**Data to process**
------------------------------------------------

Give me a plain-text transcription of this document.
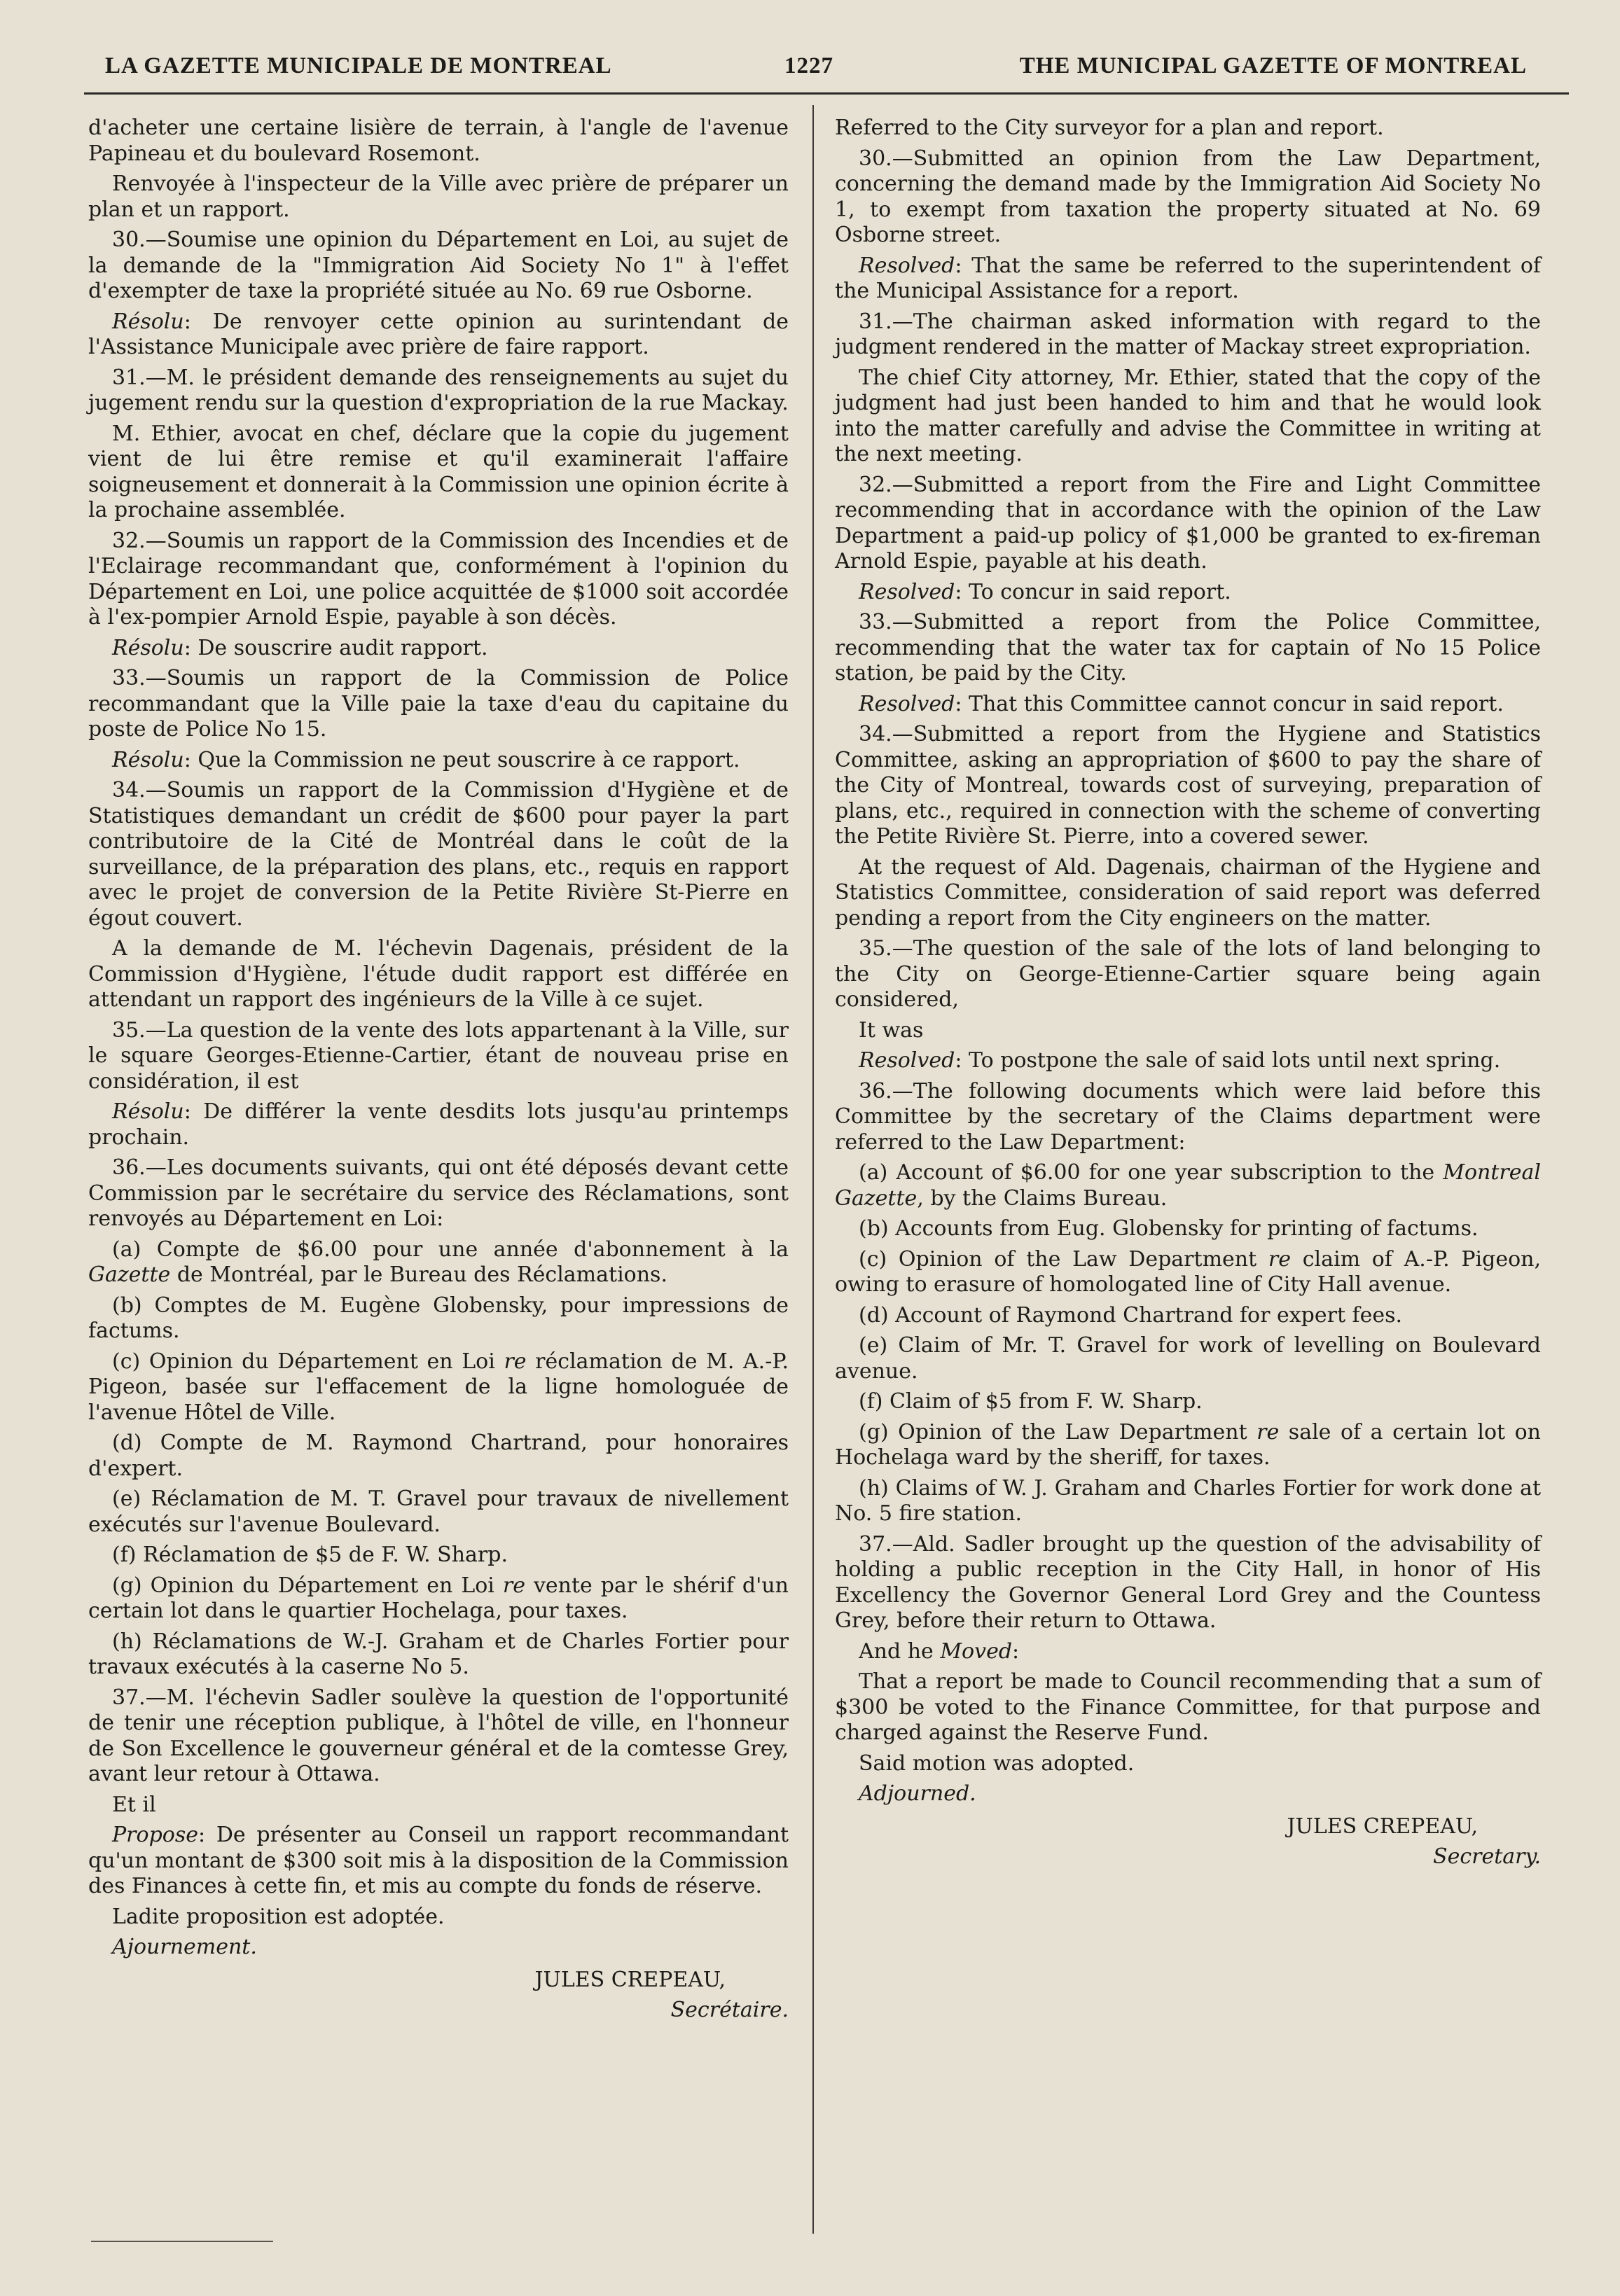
LA GAZETTE MUNICIPALE DE MONTREAL	1227	THE MUNICIPAL GAZETTE OF MONTREAL

d'acheter une certaine lisière de terrain, à l'angle de l'avenue Papineau et du boulevard Rosemont.

Renvoyée à l'inspecteur de la Ville avec prière de préparer un plan et un rapport.

30.—Soumise une opinion du Département en Loi, au sujet de la demande de la "Immigration Aid Society No 1" à l'effet d'exempter de taxe la propriété située au No. 69 rue Osborne.

Résolu: De renvoyer cette opinion au surintendant de l'Assistance Municipale avec prière de faire rapport.

31.—M. le président demande des renseignements au sujet du jugement rendu sur la question d'expropriation de la rue Mackay.

M. Ethier, avocat en chef, déclare que la copie du jugement vient de lui être remise et qu'il examinerait l'affaire soigneusement et donnerait à la Commission une opinion écrite à la prochaine assemblée.

32.—Soumis un rapport de la Commission des Incendies et de l'Eclairage recommandant que, conformément à l'opinion du Département en Loi, une police acquittée de $1000 soit accordée à l'ex-pompier Arnold Espie, payable à son décès.

Résolu: De souscrire audit rapport.

33.—Soumis un rapport de la Commission de Police recommandant que la Ville paie la taxe d'eau du capitaine du poste de Police No 15.

Résolu: Que la Commission ne peut souscrire à ce rapport.

34.—Soumis un rapport de la Commission d'Hygiène et de Statistiques demandant un crédit de $600 pour payer la part contributoire de la Cité de Montréal dans le coût de la surveillance, de la préparation des plans, etc., requis en rapport avec le projet de conversion de la Petite Rivière St-Pierre en égout couvert.

A la demande de M. l'échevin Dagenais, président de la Commission d'Hygiène, l'étude dudit rapport est différée en attendant un rapport des ingénieurs de la Ville à ce sujet.

35.—La question de la vente des lots appartenant à la Ville, sur le square Georges-Etienne-Cartier, étant de nouveau prise en considération, il est

Résolu: De différer la vente desdits lots jusqu'au printemps prochain.

36.—Les documents suivants, qui ont été déposés devant cette Commission par le secrétaire du service des Réclamations, sont renvoyés au Département en Loi:

(a) Compte de $6.00 pour une année d'abonnement à la Gazette de Montréal, par le Bureau des Réclamations.

(b) Comptes de M. Eugène Globensky, pour impressions de factums.

(c) Opinion du Département en Loi re réclamation de M. A.-P. Pigeon, basée sur l'effacement de la ligne homologuée de l'avenue Hôtel de Ville.

(d) Compte de M. Raymond Chartrand, pour honoraires d'expert.

(e) Réclamation de M. T. Gravel pour travaux de nivellement exécutés sur l'avenue Boulevard.

(f) Réclamation de $5 de F. W. Sharp.

(g) Opinion du Département en Loi re vente par le shérif d'un certain lot dans le quartier Hochelaga, pour taxes.

(h) Réclamations de W.-J. Graham et de Charles Fortier pour travaux exécutés à la caserne No 5.

37.—M. l'échevin Sadler soulève la question de l'opportunité de tenir une réception publique, à l'hôtel de ville, en l'honneur de Son Excellence le gouverneur général et de la comtesse Grey, avant leur retour à Ottawa.

Et il

Propose: De présenter au Conseil un rapport recommandant qu'un montant de $300 soit mis à la disposition de la Commission des Finances à cette fin, et mis au compte du fonds de réserve.

Ladite proposition est adoptée.

Ajournement.

JULES CREPEAU,

Secrétaire.

Referred to the City surveyor for a plan and report.

30.—Submitted an opinion from the Law Department, concerning the demand made by the Immigration Aid Society No 1, to exempt from taxation the property situated at No. 69 Osborne street.

Resolved: That the same be referred to the superintendent of the Municipal Assistance for a report.

31.—The chairman asked information with regard to the judgment rendered in the matter of Mackay street expropriation.

The chief City attorney, Mr. Ethier, stated that the copy of the judgment had just been handed to him and that he would look into the matter carefully and advise the Committee in writing at the next meeting.

32.—Submitted a report from the Fire and Light Committee recommending that in accordance with the opinion of the Law Department a paid-up policy of $1,000 be granted to ex-fireman Arnold Espie, payable at his death.

Resolved: To concur in said report.

33.—Submitted a report from the Police Committee, recommending that the water tax for captain of No 15 Police station, be paid by the City.

Resolved: That this Committee cannot concur in said report.

34.—Submitted a report from the Hygiene and Statistics Committee, asking an appropriation of $600 to pay the share of the City of Montreal, towards cost of surveying, preparation of plans, etc., required in connection with the scheme of converting the Petite Rivière St. Pierre, into a covered sewer.

At the request of Ald. Dagenais, chairman of the Hygiene and Statistics Committee, consideration of said report was deferred pending a report from the City engineers on the matter.

35.—The question of the sale of the lots of land belonging to the City on George-Etienne-Cartier square being again considered,

It was

Resolved: To postpone the sale of said lots until next spring.

36.—The following documents which were laid before this Committee by the secretary of the Claims department were referred to the Law Department:

(a) Account of $6.00 for one year subscription to the Montreal Gazette, by the Claims Bureau.

(b) Accounts from Eug. Globensky for printing of factums.

(c) Opinion of the Law Department re claim of A.-P. Pigeon, owing to erasure of homologated line of City Hall avenue.

(d) Account of Raymond Chartrand for expert fees.

(e) Claim of Mr. T. Gravel for work of levelling on Boulevard avenue.

(f) Claim of $5 from F. W. Sharp.

(g) Opinion of the Law Department re sale of a certain lot on Hochelaga ward by the sheriff, for taxes.

(h) Claims of W. J. Graham and Charles Fortier for work done at No. 5 fire station.

37.—Ald. Sadler brought up the question of the advisability of holding a public reception in the City Hall, in honor of His Excellency the Governor General Lord Grey and the Countess Grey, before their return to Ottawa.

And he Moved:

That a report be made to Council recommending that a sum of $300 be voted to the Finance Committee, for that purpose and charged against the Reserve Fund.

Said motion was adopted.

Adjourned.

JULES CREPEAU,

Secretary.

------------------------------------------------

Leaving aside the images, write out the entries above word for word.

Give me a plain-text transcription of this document.
LA GAZETTE MUNICIPALE DE MONTREAL	1227	THE MUNICIPAL GAZETTE OF MONTREAL

d'acheter une certaine lisière de terrain, à l'angle de l'avenue Papineau et du boulevard Rosemont.

Renvoyée à l'inspecteur de la Ville avec prière de préparer un plan et un rapport.

30.—Soumise une opinion du Département en Loi, au sujet de la demande de la "Immigration Aid Society No 1" à l'effet d'exempter de taxe la propriété située au No. 69 rue Osborne.

Résolu: De renvoyer cette opinion au surintendant de l'Assistance Municipale avec prière de faire rapport.

31.—M. le président demande des renseignements au sujet du jugement rendu sur la question d'expropriation de la rue Mackay.

M. Ethier, avocat en chef, déclare que la copie du jugement vient de lui être remise et qu'il examinerait l'affaire soigneusement et donnerait à la Commission une opinion écrite à la prochaine assemblée.

32.—Soumis un rapport de la Commission des Incendies et de l'Eclairage recommandant que, conformément à l'opinion du Département en Loi, une police acquittée de $1000 soit accordée à l'ex-pompier Arnold Espie, payable à son décès.

Résolu: De souscrire audit rapport.

33.—Soumis un rapport de la Commission de Police recommandant que la Ville paie la taxe d'eau du capitaine du poste de Police No 15.

Résolu: Que la Commission ne peut souscrire à ce rapport.

34.—Soumis un rapport de la Commission d'Hygiène et de Statistiques demandant un crédit de $600 pour payer la part contributoire de la Cité de Montréal dans le coût de la surveillance, de la préparation des plans, etc., requis en rapport avec le projet de conversion de la Petite Rivière St-Pierre en égout couvert.

A la demande de M. l'échevin Dagenais, président de la Commission d'Hygiène, l'étude dudit rapport est différée en attendant un rapport des ingénieurs de la Ville à ce sujet.

35.—La question de la vente des lots appartenant à la Ville, sur le square Georges-Etienne-Cartier, étant de nouveau prise en considération, il est

Résolu: De différer la vente desdits lots jusqu'au printemps prochain.

36.—Les documents suivants, qui ont été déposés devant cette Commission par le secrétaire du service des Réclamations, sont renvoyés au Département en Loi:

(a) Compte de $6.00 pour une année d'abonnement à la Gazette de Montréal, par le Bureau des Réclamations.

(b) Comptes de M. Eugène Globensky, pour impressions de factums.

(c) Opinion du Département en Loi re réclamation de M. A.-P. Pigeon, basée sur l'effacement de la ligne homologuée de l'avenue Hôtel de Ville.

(d) Compte de M. Raymond Chartrand, pour honoraires d'expert.

(e) Réclamation de M. T. Gravel pour travaux de nivellement exécutés sur l'avenue Boulevard.

(f) Réclamation de $5 de F. W. Sharp.

(g) Opinion du Département en Loi re vente par le shérif d'un certain lot dans le quartier Hochelaga, pour taxes.

(h) Réclamations de W.-J. Graham et de Charles Fortier pour travaux exécutés à la caserne No 5.

37.—M. l'échevin Sadler soulève la question de l'opportunité de tenir une réception publique, à l'hôtel de ville, en l'honneur de Son Excellence le gouverneur général et de la comtesse Grey, avant leur retour à Ottawa.

Et il

Propose: De présenter au Conseil un rapport recommandant qu'un montant de $300 soit mis à la disposition de la Commission des Finances à cette fin, et mis au compte du fonds de réserve.

Ladite proposition est adoptée.

Ajournement.

JULES CREPEAU,

Secrétaire.

Referred to the City surveyor for a plan and report.

30.—Submitted an opinion from the Law Department, concerning the demand made by the Immigration Aid Society No 1, to exempt from taxation the property situated at No. 69 Osborne street.

Resolved: That the same be referred to the superintendent of the Municipal Assistance for a report.

31.—The chairman asked information with regard to the judgment rendered in the matter of Mackay street expropriation.

The chief City attorney, Mr. Ethier, stated that the copy of the judgment had just been handed to him and that he would look into the matter carefully and advise the Committee in writing at the next meeting.

32.—Submitted a report from the Fire and Light Committee recommending that in accordance with the opinion of the Law Department a paid-up policy of $1,000 be granted to ex-fireman Arnold Espie, payable at his death.

Resolved: To concur in said report.

33.—Submitted a report from the Police Committee, recommending that the water tax for captain of No 15 Police station, be paid by the City.

Resolved: That this Committee cannot concur in said report.

34.—Submitted a report from the Hygiene and Statistics Committee, asking an appropriation of $600 to pay the share of the City of Montreal, towards cost of surveying, preparation of plans, etc., required in connection with the scheme of converting the Petite Rivière St. Pierre, into a covered sewer.

At the request of Ald. Dagenais, chairman of the Hygiene and Statistics Committee, consideration of said report was deferred pending a report from the City engineers on the matter.

35.—The question of the sale of the lots of land belonging to the City on George-Etienne-Cartier square being again considered,

It was

Resolved: To postpone the sale of said lots until next spring.

36.—The following documents which were laid before this Committee by the secretary of the Claims department were referred to the Law Department:

(a) Account of $6.00 for one year subscription to the Montreal Gazette, by the Claims Bureau.

(b) Accounts from Eug. Globensky for printing of factums.

(c) Opinion of the Law Department re claim of A.-P. Pigeon, owing to erasure of homologated line of City Hall avenue.

(d) Account of Raymond Chartrand for expert fees.

(e) Claim of Mr. T. Gravel for work of levelling on Boulevard avenue.

(f) Claim of $5 from F. W. Sharp.

(g) Opinion of the Law Department re sale of a certain lot on Hochelaga ward by the sheriff, for taxes.

(h) Claims of W. J. Graham and Charles Fortier for work done at No. 5 fire station.

37.—Ald. Sadler brought up the question of the advisability of holding a public reception in the City Hall, in honor of His Excellency the Governor General Lord Grey and the Countess Grey, before their return to Ottawa.

And he Moved:

That a report be made to Council recommending that a sum of $300 be voted to the Finance Committee, for that purpose and charged against the Reserve Fund.

Said motion was adopted.

Adjourned.

JULES CREPEAU,

Secretary.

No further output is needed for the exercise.